ARTICLE:
************

What is the difference between focaccia and ciabatta?
Focaccia and ciabatta are both famous Italian breads make from wet doughs, which means they have an irregular, open crumb structure (lots of differently sized air holes in the bread). Although they are similar, they are distinctly different.
The main difference arises in the shape; ciabatta are shaped in long, slipper-like loaves, while focaccia is a rectangular flatbread with a texture similar to pizza dough. Ciabatta is most commonly used to make sandwiches, as it's the Italian version of a French baguette, while focaccia is usually eaten plain or baked with toppings, such as cheese or herbs. The dough for ciabatta is even wetter and stickier, which changes the texture and appearance of the end result.
Is focaccia supposed to be hard?

************

DATA SHOWN:

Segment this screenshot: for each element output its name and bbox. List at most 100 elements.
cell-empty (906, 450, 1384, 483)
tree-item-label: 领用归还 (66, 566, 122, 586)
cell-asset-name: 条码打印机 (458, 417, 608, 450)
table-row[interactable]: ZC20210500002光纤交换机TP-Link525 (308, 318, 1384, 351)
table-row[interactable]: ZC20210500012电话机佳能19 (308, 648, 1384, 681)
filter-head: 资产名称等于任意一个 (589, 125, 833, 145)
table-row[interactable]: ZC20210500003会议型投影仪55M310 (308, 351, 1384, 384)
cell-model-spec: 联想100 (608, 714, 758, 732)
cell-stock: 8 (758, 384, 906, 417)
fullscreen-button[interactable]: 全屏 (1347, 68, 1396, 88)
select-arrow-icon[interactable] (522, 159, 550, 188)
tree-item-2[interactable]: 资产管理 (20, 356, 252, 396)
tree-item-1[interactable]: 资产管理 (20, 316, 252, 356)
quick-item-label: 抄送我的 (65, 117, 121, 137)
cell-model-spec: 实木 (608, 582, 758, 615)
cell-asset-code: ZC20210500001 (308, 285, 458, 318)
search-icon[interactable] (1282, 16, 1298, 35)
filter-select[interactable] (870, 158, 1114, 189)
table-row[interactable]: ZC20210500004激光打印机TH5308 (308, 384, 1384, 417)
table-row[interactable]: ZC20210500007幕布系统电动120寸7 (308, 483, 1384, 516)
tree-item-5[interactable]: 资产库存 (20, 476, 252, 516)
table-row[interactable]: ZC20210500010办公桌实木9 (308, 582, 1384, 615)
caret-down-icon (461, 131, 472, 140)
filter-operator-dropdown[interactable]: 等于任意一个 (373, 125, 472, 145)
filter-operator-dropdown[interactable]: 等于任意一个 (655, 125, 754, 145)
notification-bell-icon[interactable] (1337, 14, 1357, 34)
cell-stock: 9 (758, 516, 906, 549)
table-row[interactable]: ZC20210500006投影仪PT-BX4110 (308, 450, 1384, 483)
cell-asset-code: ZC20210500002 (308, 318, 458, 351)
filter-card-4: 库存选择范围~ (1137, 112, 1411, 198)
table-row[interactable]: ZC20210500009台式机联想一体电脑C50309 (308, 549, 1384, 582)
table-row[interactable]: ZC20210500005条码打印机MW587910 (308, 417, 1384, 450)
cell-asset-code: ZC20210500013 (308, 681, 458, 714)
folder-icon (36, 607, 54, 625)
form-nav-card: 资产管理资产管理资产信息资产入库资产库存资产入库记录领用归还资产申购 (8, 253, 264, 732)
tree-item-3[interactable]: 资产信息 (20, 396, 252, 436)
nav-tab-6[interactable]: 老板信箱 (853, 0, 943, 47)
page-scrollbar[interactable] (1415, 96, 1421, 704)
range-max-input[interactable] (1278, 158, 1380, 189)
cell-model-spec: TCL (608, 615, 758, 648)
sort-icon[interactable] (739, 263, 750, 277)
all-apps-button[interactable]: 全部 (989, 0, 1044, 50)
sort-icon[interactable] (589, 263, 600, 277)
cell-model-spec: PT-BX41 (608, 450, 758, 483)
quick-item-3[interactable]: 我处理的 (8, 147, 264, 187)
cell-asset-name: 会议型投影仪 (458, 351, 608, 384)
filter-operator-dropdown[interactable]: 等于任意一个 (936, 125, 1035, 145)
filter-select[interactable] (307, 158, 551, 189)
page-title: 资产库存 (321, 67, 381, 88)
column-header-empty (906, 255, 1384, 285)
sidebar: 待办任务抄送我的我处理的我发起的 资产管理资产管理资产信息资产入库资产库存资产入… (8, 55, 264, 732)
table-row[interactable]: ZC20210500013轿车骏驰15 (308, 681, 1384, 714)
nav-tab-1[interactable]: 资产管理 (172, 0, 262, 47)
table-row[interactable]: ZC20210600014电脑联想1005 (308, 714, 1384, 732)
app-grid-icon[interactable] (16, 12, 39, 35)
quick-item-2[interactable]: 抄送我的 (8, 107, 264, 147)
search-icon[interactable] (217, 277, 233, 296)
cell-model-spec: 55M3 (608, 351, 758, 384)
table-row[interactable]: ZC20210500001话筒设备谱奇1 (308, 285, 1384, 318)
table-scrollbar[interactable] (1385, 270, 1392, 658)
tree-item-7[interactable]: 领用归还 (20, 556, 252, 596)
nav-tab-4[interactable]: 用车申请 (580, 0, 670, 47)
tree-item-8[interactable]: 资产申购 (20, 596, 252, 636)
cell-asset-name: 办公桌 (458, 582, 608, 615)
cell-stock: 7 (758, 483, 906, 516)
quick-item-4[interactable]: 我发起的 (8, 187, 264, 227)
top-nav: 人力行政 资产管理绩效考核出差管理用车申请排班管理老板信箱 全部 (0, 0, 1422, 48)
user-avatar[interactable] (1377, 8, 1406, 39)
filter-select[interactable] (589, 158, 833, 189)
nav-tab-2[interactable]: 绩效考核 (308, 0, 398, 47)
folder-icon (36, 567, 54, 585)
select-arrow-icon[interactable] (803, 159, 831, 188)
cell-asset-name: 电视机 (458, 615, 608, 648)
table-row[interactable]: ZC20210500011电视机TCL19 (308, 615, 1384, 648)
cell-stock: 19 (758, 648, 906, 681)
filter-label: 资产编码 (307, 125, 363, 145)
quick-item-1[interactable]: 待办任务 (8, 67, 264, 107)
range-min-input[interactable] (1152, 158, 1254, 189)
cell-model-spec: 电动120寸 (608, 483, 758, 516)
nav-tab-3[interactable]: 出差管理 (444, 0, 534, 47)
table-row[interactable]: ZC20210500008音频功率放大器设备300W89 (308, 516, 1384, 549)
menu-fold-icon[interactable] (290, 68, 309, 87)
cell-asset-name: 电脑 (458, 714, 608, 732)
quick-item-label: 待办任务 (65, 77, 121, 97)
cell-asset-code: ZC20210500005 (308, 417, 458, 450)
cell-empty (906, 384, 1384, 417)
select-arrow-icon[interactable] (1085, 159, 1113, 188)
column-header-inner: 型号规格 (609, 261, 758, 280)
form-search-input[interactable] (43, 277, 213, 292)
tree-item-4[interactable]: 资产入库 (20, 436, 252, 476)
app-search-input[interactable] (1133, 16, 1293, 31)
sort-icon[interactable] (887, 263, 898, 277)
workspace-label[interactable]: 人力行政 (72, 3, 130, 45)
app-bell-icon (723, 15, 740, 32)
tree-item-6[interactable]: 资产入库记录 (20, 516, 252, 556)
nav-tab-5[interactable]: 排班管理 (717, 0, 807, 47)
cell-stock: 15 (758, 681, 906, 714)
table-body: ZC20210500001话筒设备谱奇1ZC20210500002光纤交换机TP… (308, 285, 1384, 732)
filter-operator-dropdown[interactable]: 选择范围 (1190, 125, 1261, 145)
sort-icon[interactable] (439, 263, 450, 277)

************

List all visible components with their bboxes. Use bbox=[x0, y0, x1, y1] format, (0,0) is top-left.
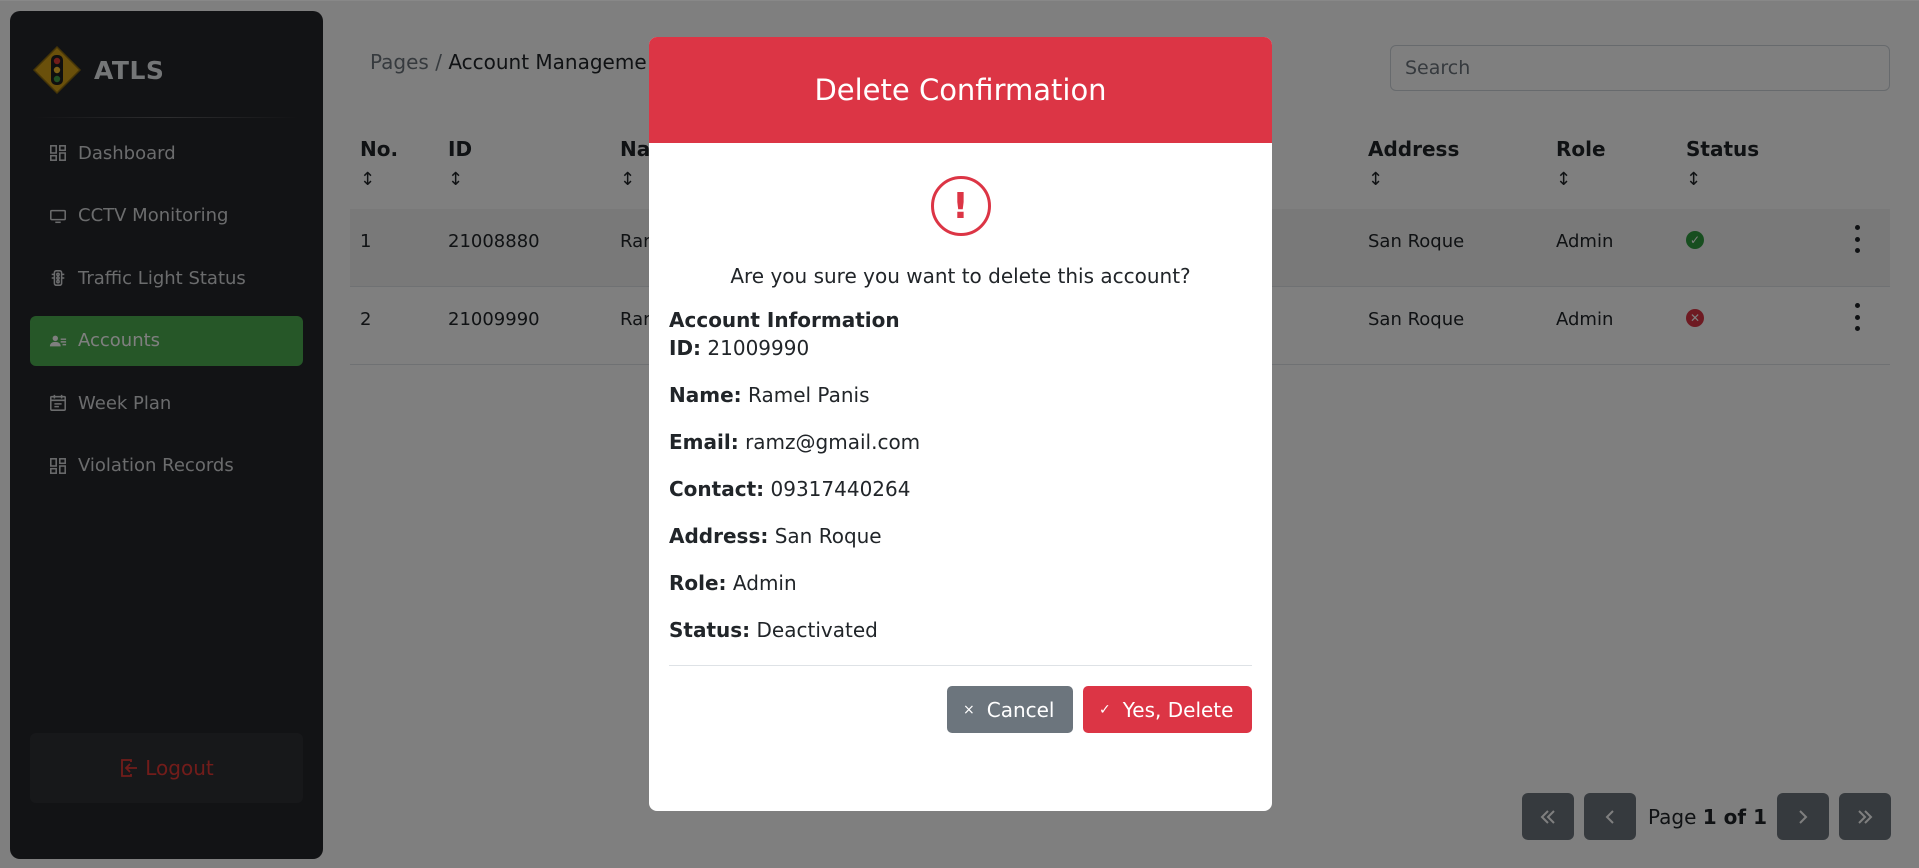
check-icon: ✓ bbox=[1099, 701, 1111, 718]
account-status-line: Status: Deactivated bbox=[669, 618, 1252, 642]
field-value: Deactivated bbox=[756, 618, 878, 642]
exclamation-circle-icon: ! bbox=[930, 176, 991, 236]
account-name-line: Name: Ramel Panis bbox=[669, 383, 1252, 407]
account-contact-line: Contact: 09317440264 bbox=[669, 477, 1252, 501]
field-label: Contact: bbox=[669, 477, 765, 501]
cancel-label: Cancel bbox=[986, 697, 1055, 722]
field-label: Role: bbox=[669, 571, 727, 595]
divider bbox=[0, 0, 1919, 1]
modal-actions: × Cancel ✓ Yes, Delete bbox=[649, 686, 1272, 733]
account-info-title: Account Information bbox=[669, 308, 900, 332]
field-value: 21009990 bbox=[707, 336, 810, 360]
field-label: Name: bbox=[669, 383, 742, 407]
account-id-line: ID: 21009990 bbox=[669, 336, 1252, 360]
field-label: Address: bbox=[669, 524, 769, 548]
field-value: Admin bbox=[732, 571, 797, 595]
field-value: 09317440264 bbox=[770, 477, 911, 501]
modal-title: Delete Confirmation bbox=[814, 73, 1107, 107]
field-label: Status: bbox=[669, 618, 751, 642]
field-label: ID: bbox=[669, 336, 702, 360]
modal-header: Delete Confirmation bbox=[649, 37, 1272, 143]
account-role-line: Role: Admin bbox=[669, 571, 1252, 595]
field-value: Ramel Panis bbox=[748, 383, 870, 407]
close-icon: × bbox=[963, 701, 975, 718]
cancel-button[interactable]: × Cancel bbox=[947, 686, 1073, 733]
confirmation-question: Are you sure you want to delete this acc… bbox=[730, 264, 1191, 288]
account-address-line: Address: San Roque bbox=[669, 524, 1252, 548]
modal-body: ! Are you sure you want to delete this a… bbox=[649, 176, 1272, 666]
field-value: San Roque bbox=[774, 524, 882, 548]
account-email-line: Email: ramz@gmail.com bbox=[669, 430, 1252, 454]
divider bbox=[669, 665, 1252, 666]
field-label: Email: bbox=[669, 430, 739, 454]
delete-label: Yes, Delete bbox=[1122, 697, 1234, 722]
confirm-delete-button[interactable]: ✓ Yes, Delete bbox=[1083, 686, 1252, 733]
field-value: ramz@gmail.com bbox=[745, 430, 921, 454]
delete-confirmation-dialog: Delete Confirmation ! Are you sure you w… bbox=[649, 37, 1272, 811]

************

TO BE DONE:
Pick up the piece on focaccia and ciabatta after its final line and carry it forward. The data plays no part in what comes next.

ANSWER FOR THIS EXERCISE:
Focaccia isn't the easiest bread to make, as it's much stickier than normal doughs. This makes it a little more tricky to tell if the dough is kneaded enough or risen enough. (It's definitely best to use a stand mixer to mix the dough if you have one!) However, if you don't make substitutions and if you strictly follow the instructions, you should be able to turn out a beautiful focaccia.
Is the crust supposed to be hard? The crust should be fairly thin and crispy, and the inside should be soft and chewy; think pizza dough. Using a darker-colored pan will result in a crispier crust.
How much does black pepper focaccia cost at Panera?
It costs $3.49 to purchase one loaf of black pepper focaccia at Panera. However, the price is subject to change depending upon the location.
How many calories are in Panera's black pepper focaccia?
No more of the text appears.